For this exercise, repeat all of the material verbatim apart from its images.

— start Provided entries —

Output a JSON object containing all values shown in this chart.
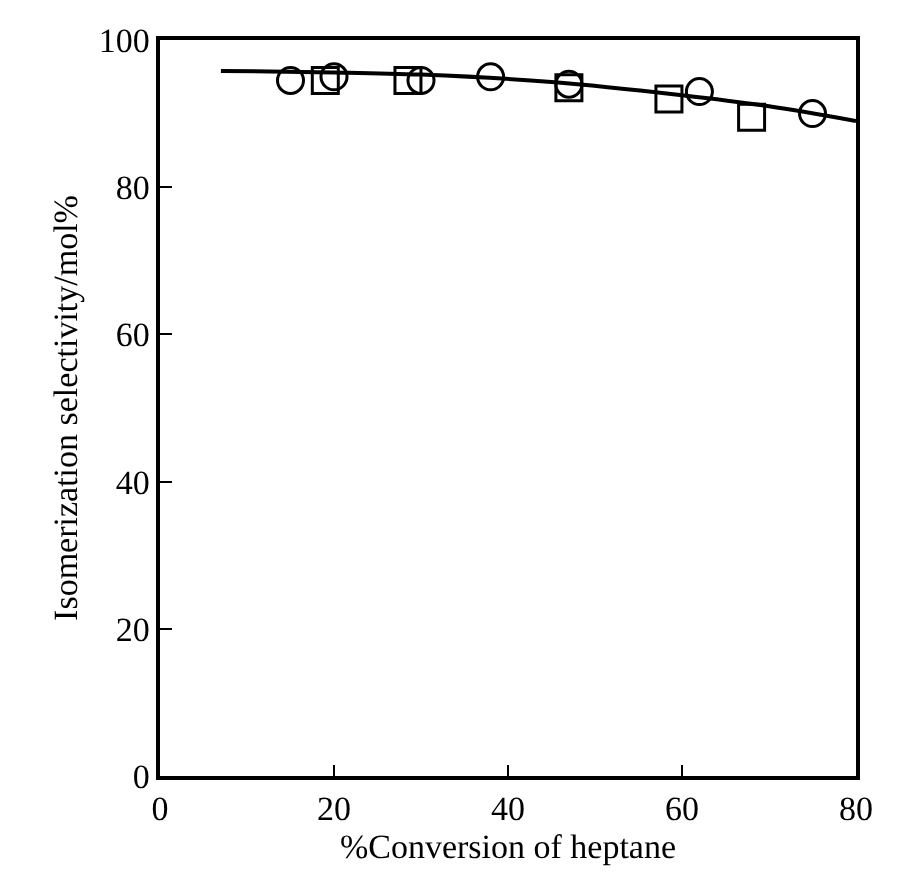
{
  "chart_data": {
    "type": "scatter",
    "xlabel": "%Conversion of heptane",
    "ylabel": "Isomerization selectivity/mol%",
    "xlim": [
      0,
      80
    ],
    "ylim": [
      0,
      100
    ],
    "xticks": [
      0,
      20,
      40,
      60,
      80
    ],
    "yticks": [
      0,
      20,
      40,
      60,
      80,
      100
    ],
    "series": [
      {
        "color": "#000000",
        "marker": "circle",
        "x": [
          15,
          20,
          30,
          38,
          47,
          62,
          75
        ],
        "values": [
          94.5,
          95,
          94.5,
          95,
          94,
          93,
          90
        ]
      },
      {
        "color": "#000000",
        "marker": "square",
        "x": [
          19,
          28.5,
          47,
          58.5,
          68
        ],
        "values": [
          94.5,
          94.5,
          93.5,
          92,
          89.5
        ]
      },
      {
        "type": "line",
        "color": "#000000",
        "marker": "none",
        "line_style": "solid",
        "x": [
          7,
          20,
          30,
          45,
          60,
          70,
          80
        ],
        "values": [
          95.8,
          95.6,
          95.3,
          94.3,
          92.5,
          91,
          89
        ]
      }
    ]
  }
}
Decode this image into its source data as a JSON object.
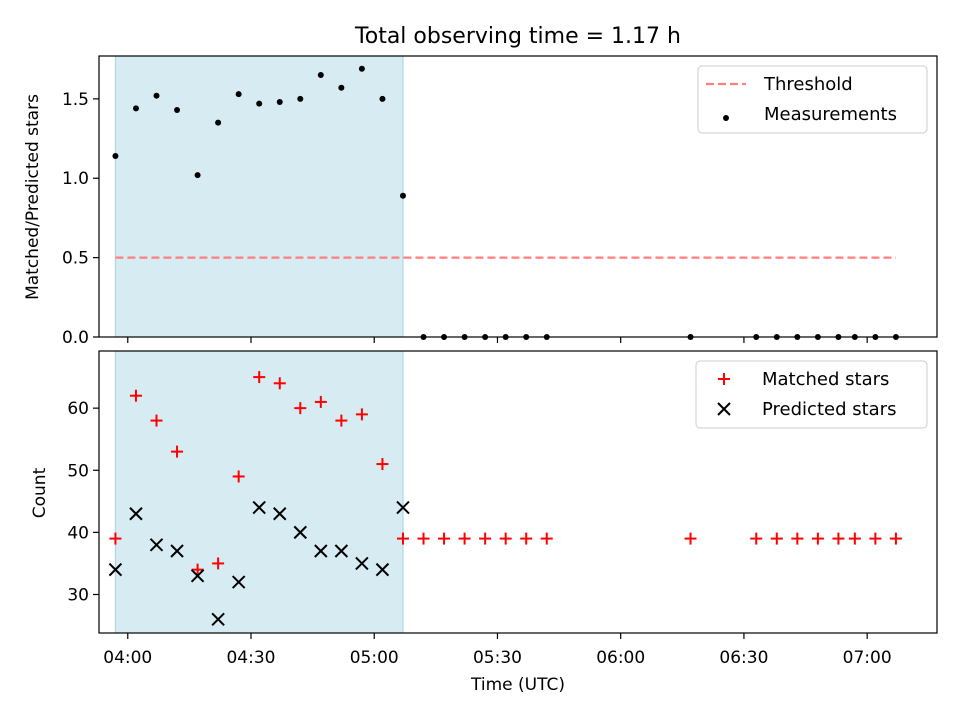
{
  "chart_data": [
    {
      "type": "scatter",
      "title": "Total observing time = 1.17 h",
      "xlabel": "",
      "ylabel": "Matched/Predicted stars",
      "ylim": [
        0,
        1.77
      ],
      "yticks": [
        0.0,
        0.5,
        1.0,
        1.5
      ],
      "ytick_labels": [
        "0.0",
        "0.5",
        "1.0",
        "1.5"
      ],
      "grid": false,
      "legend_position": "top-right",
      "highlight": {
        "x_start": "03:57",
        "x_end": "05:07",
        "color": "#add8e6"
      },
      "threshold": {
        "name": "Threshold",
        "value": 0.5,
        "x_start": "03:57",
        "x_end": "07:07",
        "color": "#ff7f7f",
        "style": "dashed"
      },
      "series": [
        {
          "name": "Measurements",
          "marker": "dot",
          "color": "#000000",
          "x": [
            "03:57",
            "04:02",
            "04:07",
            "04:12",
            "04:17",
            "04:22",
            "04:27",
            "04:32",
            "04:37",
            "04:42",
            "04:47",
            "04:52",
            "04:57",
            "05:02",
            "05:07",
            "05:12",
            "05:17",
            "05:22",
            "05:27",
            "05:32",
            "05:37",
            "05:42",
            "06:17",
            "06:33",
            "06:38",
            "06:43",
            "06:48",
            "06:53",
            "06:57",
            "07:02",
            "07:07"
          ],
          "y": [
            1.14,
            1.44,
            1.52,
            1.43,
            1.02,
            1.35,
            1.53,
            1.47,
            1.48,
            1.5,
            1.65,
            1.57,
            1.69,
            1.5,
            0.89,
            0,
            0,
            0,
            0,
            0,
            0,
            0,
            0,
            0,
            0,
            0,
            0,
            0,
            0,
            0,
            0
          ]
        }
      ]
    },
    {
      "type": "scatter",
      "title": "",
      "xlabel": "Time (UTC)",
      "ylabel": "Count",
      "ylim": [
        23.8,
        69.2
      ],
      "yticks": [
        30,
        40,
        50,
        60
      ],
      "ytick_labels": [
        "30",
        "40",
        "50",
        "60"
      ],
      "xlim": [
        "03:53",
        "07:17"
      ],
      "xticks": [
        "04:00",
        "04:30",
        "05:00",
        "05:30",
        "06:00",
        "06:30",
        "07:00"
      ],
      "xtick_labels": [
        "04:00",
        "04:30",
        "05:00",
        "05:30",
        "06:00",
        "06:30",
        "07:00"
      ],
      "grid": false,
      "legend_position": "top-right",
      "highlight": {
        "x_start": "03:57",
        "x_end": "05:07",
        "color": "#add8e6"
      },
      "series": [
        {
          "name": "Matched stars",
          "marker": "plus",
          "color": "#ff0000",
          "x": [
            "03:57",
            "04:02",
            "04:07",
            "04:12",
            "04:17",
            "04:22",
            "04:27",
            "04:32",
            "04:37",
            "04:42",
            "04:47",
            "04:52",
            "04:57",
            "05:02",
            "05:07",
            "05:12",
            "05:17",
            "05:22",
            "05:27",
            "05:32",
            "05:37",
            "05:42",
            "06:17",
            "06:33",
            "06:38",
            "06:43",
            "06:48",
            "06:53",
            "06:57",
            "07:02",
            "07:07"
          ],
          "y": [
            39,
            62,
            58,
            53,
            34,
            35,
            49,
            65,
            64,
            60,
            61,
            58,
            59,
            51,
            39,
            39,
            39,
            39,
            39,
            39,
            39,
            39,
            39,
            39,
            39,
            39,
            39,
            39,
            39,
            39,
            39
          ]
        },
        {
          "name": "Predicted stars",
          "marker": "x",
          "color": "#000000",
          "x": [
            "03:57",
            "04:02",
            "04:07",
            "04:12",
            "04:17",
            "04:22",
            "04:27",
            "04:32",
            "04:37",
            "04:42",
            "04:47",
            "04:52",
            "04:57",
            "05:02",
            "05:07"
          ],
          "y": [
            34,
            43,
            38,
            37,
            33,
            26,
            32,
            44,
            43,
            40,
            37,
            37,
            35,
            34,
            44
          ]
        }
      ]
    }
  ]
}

— end Provided entries —

# [Worked solution]
Output a JSON object containing all values shown in this chart.
{
  "chart_data": {
    "type": "scatter",
    "xlabel": "%Conversion of heptane",
    "ylabel": "Isomerization selectivity/mol%",
    "xlim": [
      0,
      80
    ],
    "ylim": [
      0,
      100
    ],
    "xticks": [
      0,
      20,
      40,
      60,
      80
    ],
    "yticks": [
      0,
      20,
      40,
      60,
      80,
      100
    ],
    "series": [
      {
        "color": "#000000",
        "marker": "circle",
        "x": [
          15,
          20,
          30,
          38,
          47,
          62,
          75
        ],
        "values": [
          94.5,
          95,
          94.5,
          95,
          94,
          93,
          90
        ]
      },
      {
        "color": "#000000",
        "marker": "square",
        "x": [
          19,
          28.5,
          47,
          58.5,
          68
        ],
        "values": [
          94.5,
          94.5,
          93.5,
          92,
          89.5
        ]
      },
      {
        "type": "line",
        "color": "#000000",
        "marker": "none",
        "line_style": "solid",
        "x": [
          7,
          20,
          30,
          45,
          60,
          70,
          80
        ],
        "values": [
          95.8,
          95.6,
          95.3,
          94.3,
          92.5,
          91,
          89
        ]
      }
    ]
  }
}
Decode this image into its source data as a JSON object.
{
  "chart_data": [
    {
      "type": "scatter",
      "title": "Total observing time = 1.17 h",
      "xlabel": "",
      "ylabel": "Matched/Predicted stars",
      "ylim": [
        0,
        1.77
      ],
      "yticks": [
        0.0,
        0.5,
        1.0,
        1.5
      ],
      "ytick_labels": [
        "0.0",
        "0.5",
        "1.0",
        "1.5"
      ],
      "grid": false,
      "legend_position": "top-right",
      "highlight": {
        "x_start": "03:57",
        "x_end": "05:07",
        "color": "#add8e6"
      },
      "threshold": {
        "name": "Threshold",
        "value": 0.5,
        "x_start": "03:57",
        "x_end": "07:07",
        "color": "#ff7f7f",
        "style": "dashed"
      },
      "series": [
        {
          "name": "Measurements",
          "marker": "dot",
          "color": "#000000",
          "x": [
            "03:57",
            "04:02",
            "04:07",
            "04:12",
            "04:17",
            "04:22",
            "04:27",
            "04:32",
            "04:37",
            "04:42",
            "04:47",
            "04:52",
            "04:57",
            "05:02",
            "05:07",
            "05:12",
            "05:17",
            "05:22",
            "05:27",
            "05:32",
            "05:37",
            "05:42",
            "06:17",
            "06:33",
            "06:38",
            "06:43",
            "06:48",
            "06:53",
            "06:57",
            "07:02",
            "07:07"
          ],
          "y": [
            1.14,
            1.44,
            1.52,
            1.43,
            1.02,
            1.35,
            1.53,
            1.47,
            1.48,
            1.5,
            1.65,
            1.57,
            1.69,
            1.5,
            0.89,
            0,
            0,
            0,
            0,
            0,
            0,
            0,
            0,
            0,
            0,
            0,
            0,
            0,
            0,
            0,
            0
          ]
        }
      ]
    },
    {
      "type": "scatter",
      "title": "",
      "xlabel": "Time (UTC)",
      "ylabel": "Count",
      "ylim": [
        23.8,
        69.2
      ],
      "yticks": [
        30,
        40,
        50,
        60
      ],
      "ytick_labels": [
        "30",
        "40",
        "50",
        "60"
      ],
      "xlim": [
        "03:53",
        "07:17"
      ],
      "xticks": [
        "04:00",
        "04:30",
        "05:00",
        "05:30",
        "06:00",
        "06:30",
        "07:00"
      ],
      "xtick_labels": [
        "04:00",
        "04:30",
        "05:00",
        "05:30",
        "06:00",
        "06:30",
        "07:00"
      ],
      "grid": false,
      "legend_position": "top-right",
      "highlight": {
        "x_start": "03:57",
        "x_end": "05:07",
        "color": "#add8e6"
      },
      "series": [
        {
          "name": "Matched stars",
          "marker": "plus",
          "color": "#ff0000",
          "x": [
            "03:57",
            "04:02",
            "04:07",
            "04:12",
            "04:17",
            "04:22",
            "04:27",
            "04:32",
            "04:37",
            "04:42",
            "04:47",
            "04:52",
            "04:57",
            "05:02",
            "05:07",
            "05:12",
            "05:17",
            "05:22",
            "05:27",
            "05:32",
            "05:37",
            "05:42",
            "06:17",
            "06:33",
            "06:38",
            "06:43",
            "06:48",
            "06:53",
            "06:57",
            "07:02",
            "07:07"
          ],
          "y": [
            39,
            62,
            58,
            53,
            34,
            35,
            49,
            65,
            64,
            60,
            61,
            58,
            59,
            51,
            39,
            39,
            39,
            39,
            39,
            39,
            39,
            39,
            39,
            39,
            39,
            39,
            39,
            39,
            39,
            39,
            39
          ]
        },
        {
          "name": "Predicted stars",
          "marker": "x",
          "color": "#000000",
          "x": [
            "03:57",
            "04:02",
            "04:07",
            "04:12",
            "04:17",
            "04:22",
            "04:27",
            "04:32",
            "04:37",
            "04:42",
            "04:47",
            "04:52",
            "04:57",
            "05:02",
            "05:07"
          ],
          "y": [
            34,
            43,
            38,
            37,
            33,
            26,
            32,
            44,
            43,
            40,
            37,
            37,
            35,
            34,
            44
          ]
        }
      ]
    }
  ]
}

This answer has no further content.